DIRECTIVE: Filter these entries so that only lines with the word "Aujourd" remain.

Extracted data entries
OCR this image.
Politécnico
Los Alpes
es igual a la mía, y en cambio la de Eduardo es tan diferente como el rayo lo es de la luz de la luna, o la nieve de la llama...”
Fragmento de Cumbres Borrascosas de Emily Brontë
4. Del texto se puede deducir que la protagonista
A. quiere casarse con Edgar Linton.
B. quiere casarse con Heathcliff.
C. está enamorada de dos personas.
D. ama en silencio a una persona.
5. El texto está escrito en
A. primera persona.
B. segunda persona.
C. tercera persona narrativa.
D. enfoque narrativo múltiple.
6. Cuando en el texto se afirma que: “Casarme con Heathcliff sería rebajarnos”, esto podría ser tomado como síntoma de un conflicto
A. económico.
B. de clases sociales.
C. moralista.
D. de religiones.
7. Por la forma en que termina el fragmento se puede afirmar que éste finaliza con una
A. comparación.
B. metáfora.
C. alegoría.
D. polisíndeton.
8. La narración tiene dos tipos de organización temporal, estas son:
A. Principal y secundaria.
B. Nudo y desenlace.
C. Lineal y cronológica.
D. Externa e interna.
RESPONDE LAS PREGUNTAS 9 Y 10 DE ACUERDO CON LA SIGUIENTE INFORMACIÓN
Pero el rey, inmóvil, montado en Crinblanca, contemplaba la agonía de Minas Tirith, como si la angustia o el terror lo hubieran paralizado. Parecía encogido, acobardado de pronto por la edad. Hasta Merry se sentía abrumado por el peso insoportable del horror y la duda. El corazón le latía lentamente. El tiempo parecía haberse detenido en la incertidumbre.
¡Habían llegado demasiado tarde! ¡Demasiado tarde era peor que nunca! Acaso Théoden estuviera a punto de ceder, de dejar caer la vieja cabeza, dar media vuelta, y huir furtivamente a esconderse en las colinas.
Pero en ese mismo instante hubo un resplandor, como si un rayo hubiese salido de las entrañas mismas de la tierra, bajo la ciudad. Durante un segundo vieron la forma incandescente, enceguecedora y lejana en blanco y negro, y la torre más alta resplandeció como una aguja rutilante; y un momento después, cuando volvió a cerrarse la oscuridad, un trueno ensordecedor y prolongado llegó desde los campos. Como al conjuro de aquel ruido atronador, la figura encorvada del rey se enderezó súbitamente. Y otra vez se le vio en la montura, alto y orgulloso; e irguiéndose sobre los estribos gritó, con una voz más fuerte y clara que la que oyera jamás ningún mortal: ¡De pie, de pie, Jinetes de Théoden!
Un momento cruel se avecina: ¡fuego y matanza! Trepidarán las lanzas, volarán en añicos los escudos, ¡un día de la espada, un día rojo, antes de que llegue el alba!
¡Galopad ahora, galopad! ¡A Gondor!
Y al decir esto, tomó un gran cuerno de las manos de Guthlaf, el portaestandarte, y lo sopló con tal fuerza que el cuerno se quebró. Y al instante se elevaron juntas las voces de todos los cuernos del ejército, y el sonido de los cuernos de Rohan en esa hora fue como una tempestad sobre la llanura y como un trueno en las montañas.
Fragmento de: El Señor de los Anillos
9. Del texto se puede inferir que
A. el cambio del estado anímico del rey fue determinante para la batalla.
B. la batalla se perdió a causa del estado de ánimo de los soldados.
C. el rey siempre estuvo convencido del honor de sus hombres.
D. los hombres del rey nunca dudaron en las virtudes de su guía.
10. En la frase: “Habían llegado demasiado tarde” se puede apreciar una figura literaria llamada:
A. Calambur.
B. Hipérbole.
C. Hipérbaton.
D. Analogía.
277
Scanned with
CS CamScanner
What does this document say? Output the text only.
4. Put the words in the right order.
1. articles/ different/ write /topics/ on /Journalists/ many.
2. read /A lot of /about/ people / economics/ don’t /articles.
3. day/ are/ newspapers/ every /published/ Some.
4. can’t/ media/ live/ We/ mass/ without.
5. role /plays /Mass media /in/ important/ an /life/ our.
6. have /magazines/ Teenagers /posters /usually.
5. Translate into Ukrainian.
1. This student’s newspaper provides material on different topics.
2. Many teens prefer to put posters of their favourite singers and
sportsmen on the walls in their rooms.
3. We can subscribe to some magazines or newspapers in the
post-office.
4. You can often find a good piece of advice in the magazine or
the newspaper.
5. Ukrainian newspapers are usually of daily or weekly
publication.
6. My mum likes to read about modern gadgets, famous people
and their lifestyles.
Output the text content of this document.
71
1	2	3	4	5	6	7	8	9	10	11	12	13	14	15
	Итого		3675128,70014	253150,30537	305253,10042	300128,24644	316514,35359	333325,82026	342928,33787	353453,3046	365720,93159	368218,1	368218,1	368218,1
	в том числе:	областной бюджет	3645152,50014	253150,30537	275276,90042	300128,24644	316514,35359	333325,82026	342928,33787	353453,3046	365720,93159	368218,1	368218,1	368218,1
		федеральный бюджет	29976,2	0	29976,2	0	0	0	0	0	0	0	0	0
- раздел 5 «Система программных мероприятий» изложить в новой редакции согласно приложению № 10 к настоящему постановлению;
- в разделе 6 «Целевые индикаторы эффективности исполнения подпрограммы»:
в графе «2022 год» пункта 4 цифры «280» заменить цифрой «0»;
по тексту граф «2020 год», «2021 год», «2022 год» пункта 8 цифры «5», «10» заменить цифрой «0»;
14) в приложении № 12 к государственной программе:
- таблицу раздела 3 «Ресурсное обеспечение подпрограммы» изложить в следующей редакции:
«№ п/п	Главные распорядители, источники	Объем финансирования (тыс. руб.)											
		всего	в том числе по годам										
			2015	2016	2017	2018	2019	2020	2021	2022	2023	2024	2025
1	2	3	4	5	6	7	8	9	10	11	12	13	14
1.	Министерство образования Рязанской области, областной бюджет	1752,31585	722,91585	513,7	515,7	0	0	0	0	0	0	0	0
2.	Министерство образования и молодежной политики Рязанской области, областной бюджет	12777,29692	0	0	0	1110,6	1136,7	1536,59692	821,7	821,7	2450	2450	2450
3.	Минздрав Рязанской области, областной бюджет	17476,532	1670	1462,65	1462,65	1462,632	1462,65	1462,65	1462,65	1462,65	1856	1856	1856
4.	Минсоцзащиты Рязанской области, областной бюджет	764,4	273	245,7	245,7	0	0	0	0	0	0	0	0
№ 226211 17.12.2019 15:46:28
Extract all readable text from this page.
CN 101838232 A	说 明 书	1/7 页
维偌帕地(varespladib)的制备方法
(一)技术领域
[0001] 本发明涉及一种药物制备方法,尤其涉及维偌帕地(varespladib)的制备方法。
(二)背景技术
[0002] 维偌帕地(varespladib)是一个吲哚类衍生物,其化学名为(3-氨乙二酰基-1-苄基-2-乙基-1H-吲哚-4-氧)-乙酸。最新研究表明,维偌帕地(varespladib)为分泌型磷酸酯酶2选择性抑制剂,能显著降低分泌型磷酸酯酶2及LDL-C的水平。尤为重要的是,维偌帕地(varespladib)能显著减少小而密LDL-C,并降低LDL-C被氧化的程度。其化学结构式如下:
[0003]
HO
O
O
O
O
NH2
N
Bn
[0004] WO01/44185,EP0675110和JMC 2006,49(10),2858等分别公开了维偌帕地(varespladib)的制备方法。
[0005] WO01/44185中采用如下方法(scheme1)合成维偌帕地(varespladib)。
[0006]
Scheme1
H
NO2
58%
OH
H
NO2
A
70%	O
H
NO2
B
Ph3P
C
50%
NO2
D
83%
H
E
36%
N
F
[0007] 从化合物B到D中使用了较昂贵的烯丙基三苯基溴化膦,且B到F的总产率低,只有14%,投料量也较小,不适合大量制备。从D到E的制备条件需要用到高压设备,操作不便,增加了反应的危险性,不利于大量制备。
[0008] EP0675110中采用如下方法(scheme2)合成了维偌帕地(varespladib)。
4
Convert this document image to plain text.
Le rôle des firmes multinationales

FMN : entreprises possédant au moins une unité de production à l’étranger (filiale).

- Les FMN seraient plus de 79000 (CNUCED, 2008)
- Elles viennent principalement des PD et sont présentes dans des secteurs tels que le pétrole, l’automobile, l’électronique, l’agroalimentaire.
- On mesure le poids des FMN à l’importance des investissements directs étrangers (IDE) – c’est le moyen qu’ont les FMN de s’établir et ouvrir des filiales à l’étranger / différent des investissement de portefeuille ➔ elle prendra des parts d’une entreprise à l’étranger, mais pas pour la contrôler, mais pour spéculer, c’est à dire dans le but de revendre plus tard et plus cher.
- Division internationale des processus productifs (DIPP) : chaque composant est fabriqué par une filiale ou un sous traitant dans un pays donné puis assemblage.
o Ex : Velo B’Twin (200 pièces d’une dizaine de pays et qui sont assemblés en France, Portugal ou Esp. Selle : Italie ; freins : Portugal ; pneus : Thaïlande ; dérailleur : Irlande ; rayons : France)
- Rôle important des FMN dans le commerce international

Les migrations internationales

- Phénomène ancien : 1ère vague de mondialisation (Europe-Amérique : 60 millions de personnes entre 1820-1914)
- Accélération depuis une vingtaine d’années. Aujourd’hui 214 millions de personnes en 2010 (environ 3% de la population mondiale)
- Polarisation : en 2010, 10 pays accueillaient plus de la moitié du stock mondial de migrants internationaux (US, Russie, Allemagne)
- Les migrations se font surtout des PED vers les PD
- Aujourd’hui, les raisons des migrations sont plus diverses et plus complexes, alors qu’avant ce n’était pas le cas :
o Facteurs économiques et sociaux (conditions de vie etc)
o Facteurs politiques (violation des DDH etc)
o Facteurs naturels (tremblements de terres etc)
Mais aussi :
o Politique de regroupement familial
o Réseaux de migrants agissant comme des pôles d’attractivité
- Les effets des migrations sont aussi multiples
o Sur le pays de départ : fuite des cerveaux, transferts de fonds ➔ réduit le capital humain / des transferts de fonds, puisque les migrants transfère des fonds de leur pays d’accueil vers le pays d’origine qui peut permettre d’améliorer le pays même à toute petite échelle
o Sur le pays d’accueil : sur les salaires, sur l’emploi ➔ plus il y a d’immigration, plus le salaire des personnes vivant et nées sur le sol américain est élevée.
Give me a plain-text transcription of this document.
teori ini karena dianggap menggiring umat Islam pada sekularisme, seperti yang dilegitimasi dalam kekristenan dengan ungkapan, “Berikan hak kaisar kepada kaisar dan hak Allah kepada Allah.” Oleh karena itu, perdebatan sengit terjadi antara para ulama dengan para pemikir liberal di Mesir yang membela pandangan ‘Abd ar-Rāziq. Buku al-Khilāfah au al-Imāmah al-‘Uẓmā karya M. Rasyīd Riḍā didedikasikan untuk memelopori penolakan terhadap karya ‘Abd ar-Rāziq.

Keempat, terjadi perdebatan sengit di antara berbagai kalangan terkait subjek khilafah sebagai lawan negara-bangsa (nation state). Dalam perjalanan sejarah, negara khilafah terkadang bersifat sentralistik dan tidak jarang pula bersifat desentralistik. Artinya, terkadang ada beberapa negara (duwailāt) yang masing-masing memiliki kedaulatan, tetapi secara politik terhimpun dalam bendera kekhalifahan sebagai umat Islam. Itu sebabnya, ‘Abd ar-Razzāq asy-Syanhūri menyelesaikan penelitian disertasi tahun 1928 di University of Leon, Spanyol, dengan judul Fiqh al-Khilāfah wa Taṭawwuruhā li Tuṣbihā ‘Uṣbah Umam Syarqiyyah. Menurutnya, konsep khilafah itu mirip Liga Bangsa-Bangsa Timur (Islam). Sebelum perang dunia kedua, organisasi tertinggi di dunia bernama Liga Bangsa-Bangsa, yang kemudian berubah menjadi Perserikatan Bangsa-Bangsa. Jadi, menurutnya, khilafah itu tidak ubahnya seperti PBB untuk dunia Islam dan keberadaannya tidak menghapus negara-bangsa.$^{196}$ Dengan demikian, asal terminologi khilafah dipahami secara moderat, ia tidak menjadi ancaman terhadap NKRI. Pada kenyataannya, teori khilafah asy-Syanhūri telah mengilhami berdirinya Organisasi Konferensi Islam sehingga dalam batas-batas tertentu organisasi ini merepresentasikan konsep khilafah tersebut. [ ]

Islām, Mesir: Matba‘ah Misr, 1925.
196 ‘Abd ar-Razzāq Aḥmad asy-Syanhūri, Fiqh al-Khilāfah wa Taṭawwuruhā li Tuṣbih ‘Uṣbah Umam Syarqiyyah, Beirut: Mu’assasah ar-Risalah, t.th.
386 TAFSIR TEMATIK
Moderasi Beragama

THE SOLUTION:
- Accélération depuis une vingtaine d’années. Aujourd’hui 214 millions de personnes en 2010 (environ 3% de la population mondiale)
- Aujourd’hui, les raisons des migrations sont plus diverses et plus complexes, alors qu’avant ce n’était pas le cas :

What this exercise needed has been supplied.